** Start **
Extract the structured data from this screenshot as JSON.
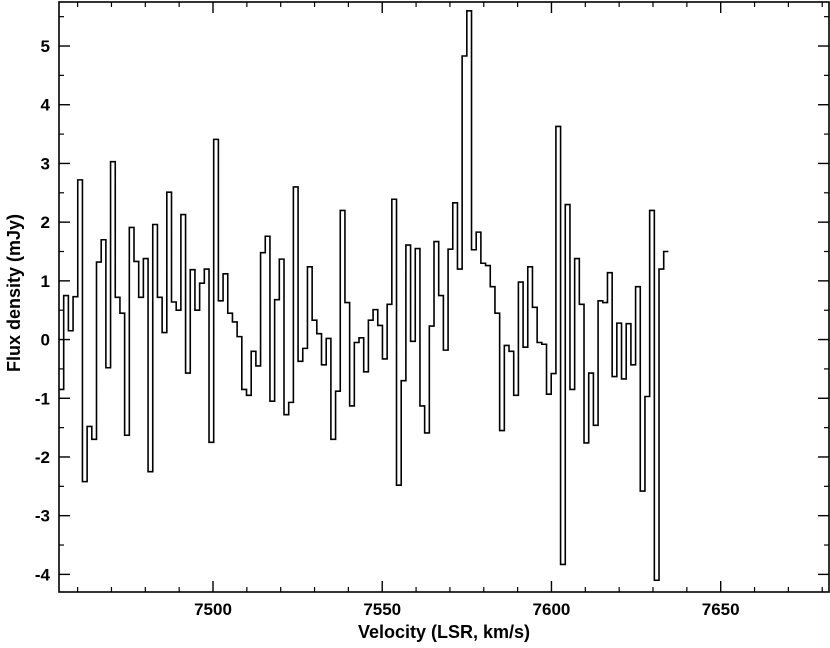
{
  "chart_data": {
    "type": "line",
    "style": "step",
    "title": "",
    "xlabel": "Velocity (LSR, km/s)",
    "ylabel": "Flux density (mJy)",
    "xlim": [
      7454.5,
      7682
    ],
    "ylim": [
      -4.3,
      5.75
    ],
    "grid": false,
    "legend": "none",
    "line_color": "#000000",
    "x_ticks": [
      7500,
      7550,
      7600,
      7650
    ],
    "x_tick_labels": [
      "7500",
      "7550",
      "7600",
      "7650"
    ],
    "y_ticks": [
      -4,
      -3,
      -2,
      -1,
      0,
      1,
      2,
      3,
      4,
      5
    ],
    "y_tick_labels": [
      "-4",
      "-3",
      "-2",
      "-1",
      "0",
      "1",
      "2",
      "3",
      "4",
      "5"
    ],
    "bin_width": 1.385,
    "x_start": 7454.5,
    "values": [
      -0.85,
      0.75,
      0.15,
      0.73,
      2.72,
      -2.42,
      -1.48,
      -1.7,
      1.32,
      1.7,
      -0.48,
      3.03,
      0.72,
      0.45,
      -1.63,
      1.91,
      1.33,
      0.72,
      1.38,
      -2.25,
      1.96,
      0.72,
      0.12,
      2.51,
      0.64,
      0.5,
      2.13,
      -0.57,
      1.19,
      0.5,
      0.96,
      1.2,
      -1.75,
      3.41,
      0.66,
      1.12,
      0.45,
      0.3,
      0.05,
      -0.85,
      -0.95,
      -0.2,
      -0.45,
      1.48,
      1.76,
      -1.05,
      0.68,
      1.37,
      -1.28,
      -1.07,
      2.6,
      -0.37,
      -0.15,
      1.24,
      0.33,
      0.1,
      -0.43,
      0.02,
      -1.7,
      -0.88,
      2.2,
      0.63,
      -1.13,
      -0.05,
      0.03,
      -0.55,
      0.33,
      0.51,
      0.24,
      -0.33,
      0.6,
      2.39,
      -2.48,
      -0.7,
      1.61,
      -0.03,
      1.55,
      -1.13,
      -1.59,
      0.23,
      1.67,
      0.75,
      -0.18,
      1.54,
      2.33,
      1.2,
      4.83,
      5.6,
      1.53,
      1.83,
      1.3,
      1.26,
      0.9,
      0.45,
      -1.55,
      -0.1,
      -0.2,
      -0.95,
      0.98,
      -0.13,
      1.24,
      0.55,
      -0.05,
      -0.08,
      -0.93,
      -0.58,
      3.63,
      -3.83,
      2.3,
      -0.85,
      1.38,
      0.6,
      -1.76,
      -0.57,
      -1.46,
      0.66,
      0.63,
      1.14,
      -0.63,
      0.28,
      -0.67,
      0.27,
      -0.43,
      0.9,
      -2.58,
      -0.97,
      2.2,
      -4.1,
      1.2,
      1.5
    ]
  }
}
** End **
** Start **
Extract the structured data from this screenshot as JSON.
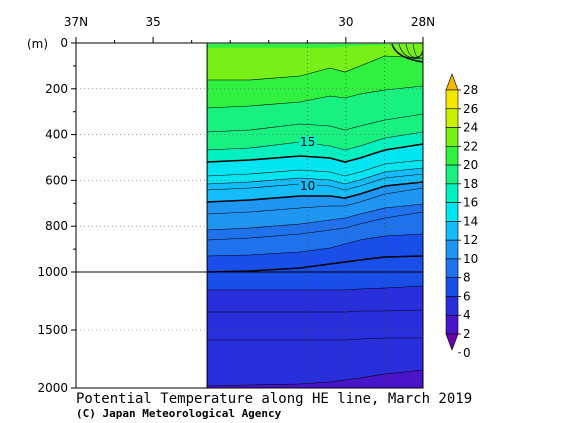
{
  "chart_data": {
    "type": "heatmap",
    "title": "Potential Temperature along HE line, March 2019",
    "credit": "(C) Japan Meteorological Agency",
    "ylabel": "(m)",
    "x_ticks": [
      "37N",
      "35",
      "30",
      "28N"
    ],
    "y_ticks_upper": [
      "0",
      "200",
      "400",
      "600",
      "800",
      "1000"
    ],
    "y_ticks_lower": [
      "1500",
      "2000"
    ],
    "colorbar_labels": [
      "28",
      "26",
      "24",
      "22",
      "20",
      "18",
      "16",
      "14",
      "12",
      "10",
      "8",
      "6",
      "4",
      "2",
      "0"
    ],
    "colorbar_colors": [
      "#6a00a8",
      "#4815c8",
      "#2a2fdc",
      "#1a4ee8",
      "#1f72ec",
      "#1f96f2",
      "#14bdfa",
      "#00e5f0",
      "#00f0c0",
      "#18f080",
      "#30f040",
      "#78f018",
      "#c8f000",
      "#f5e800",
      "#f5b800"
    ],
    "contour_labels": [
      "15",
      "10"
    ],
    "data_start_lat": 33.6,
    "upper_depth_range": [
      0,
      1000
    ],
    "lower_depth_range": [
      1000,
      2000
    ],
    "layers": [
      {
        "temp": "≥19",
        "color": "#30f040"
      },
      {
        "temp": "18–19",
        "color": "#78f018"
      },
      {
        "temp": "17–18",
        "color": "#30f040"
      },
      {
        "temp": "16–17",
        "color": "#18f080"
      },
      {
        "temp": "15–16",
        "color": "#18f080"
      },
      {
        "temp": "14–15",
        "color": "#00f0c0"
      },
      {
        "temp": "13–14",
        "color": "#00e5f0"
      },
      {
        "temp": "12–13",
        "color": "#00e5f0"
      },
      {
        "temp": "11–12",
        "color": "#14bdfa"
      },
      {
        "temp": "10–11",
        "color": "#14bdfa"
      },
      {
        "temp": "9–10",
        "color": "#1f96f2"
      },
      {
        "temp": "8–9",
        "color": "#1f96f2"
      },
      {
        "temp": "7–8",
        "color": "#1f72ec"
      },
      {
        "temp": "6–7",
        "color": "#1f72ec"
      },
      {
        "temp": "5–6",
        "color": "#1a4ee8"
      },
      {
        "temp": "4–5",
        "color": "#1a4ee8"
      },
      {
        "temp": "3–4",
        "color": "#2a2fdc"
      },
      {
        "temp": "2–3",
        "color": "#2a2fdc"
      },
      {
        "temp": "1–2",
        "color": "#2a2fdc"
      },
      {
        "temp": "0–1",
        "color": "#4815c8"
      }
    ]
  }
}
** End **
- [Problem to solve]: Filter the data, keeping only the lines that contain "title".

- [Answer]:
    "title": "",
    "title": "Potential Temperature along HE line, March 2019",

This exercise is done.